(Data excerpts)
* BEGIN *
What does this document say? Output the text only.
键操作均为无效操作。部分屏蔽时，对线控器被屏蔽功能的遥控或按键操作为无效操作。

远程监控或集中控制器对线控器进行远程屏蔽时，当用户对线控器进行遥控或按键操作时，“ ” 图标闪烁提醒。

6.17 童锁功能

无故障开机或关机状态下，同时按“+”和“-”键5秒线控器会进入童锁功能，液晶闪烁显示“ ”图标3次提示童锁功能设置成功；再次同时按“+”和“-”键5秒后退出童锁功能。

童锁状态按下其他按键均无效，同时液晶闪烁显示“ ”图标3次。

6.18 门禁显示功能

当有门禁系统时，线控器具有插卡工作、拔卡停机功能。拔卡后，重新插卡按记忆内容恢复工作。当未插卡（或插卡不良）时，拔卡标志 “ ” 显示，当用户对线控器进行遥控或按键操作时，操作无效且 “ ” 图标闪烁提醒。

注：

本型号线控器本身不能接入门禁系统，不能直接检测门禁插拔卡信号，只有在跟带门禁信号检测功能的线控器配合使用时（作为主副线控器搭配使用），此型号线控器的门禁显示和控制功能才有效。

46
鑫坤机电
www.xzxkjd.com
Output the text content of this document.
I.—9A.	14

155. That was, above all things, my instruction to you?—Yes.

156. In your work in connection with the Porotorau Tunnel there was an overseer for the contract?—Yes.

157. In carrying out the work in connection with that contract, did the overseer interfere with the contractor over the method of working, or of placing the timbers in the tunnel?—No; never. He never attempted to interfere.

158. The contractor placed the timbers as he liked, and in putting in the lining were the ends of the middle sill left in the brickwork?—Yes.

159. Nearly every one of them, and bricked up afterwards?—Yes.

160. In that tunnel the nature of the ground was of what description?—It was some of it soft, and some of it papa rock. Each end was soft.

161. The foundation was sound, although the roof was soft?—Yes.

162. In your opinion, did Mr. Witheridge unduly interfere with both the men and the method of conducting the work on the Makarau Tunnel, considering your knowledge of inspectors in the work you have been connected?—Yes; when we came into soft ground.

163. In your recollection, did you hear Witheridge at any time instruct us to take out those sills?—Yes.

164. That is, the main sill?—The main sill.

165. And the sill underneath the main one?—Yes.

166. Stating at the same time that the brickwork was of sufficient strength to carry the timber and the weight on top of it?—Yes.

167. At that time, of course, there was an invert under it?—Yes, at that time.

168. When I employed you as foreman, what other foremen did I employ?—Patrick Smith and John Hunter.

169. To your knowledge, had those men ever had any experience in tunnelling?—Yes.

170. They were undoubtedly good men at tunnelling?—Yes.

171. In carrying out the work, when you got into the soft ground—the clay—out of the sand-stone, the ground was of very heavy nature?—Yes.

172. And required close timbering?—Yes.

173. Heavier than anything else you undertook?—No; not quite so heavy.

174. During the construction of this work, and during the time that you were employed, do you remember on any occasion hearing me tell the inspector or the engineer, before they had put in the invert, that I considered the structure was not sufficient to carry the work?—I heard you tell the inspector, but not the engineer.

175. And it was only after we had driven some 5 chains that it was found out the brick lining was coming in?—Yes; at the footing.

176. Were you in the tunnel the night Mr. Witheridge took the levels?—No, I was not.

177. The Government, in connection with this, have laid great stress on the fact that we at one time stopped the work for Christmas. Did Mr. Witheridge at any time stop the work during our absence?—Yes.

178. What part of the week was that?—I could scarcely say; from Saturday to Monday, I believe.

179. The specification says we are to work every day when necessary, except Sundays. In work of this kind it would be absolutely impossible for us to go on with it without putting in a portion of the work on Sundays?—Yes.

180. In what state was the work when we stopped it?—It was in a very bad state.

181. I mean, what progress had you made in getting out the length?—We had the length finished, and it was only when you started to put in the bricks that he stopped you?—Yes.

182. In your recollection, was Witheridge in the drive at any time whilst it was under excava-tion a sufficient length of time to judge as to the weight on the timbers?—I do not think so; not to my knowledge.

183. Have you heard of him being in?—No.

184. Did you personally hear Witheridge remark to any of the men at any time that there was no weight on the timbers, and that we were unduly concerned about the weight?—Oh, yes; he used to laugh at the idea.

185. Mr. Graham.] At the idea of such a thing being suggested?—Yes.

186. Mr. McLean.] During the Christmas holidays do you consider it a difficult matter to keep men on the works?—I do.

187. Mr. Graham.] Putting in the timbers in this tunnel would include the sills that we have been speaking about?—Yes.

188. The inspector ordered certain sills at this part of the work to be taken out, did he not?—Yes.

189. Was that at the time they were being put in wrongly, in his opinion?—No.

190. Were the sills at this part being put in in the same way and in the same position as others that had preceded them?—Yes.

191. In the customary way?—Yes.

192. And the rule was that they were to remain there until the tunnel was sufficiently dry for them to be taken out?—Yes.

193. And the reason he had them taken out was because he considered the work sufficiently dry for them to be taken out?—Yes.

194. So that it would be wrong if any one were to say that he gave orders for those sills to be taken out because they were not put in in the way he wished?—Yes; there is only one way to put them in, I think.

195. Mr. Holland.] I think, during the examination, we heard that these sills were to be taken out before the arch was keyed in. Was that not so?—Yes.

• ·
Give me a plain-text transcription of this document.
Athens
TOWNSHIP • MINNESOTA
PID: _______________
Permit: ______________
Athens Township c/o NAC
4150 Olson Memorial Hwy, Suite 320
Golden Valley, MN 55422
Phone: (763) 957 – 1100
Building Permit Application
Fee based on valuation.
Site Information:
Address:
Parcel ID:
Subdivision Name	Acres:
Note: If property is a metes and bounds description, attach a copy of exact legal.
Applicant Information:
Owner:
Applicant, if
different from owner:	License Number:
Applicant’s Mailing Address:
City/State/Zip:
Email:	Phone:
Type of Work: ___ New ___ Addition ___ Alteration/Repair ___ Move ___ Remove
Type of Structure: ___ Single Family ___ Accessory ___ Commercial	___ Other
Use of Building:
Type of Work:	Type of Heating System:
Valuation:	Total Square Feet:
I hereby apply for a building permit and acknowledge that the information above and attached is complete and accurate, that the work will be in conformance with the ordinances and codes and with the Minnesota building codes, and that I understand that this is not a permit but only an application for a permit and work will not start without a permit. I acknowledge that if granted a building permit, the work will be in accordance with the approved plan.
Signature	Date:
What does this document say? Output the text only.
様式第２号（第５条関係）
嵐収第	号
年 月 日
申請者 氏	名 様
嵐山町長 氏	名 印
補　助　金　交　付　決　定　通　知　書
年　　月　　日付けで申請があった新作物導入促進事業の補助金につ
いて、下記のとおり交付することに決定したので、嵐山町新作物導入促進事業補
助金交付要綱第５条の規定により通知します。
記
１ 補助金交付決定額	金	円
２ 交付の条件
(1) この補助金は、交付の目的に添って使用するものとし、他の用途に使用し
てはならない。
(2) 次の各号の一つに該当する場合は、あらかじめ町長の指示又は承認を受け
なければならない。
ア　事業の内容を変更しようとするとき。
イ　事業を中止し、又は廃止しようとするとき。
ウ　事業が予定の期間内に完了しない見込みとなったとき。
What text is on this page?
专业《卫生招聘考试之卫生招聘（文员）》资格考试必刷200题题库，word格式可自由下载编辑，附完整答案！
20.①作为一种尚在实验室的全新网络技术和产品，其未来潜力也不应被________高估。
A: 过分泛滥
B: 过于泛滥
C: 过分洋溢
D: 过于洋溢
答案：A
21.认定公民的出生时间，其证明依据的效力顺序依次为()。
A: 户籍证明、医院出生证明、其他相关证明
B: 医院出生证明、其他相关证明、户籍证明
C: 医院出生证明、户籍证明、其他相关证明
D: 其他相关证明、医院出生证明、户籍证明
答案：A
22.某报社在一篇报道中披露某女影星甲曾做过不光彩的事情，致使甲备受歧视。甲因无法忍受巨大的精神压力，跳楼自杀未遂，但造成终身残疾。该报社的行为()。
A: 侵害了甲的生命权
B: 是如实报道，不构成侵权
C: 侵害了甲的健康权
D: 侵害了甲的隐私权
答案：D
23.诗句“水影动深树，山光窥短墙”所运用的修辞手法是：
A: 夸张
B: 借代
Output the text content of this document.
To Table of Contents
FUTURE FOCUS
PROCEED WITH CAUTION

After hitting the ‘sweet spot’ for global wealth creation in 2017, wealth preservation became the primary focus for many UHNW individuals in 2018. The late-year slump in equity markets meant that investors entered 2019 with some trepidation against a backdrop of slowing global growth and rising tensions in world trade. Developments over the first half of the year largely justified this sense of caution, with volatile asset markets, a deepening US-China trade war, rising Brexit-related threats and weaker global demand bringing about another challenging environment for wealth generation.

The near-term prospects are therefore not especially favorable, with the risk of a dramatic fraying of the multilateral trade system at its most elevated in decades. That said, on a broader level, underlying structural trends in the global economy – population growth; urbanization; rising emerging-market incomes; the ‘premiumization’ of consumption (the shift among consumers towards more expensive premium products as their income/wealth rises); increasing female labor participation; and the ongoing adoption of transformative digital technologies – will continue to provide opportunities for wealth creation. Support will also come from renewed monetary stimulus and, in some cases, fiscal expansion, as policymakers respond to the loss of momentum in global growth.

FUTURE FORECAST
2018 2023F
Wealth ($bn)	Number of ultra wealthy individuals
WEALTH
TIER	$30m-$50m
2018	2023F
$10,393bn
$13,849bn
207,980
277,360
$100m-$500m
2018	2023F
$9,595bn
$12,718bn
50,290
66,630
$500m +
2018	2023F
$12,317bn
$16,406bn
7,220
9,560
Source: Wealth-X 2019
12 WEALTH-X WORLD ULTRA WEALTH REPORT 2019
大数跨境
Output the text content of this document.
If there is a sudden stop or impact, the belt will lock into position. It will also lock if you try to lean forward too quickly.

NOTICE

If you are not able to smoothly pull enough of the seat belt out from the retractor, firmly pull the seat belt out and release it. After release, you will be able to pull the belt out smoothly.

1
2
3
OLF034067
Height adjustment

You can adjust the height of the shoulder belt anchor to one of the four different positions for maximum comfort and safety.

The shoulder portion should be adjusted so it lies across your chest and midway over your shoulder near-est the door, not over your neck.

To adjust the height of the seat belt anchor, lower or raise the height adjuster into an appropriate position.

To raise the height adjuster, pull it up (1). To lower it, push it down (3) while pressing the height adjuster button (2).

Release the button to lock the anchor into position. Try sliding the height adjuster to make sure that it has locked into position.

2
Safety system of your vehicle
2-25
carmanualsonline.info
* END *
--- What the task requires ---
Find the lines holding "same" and list every one.

--- Result for this exercise ---
166. Stating at the same time that the brickwork was of sufficient strength to carry the timber and the weight on top of it?—Yes.
190. Were the sills at this part being put in in the same way and in the same position as others that had preceded them?—Yes.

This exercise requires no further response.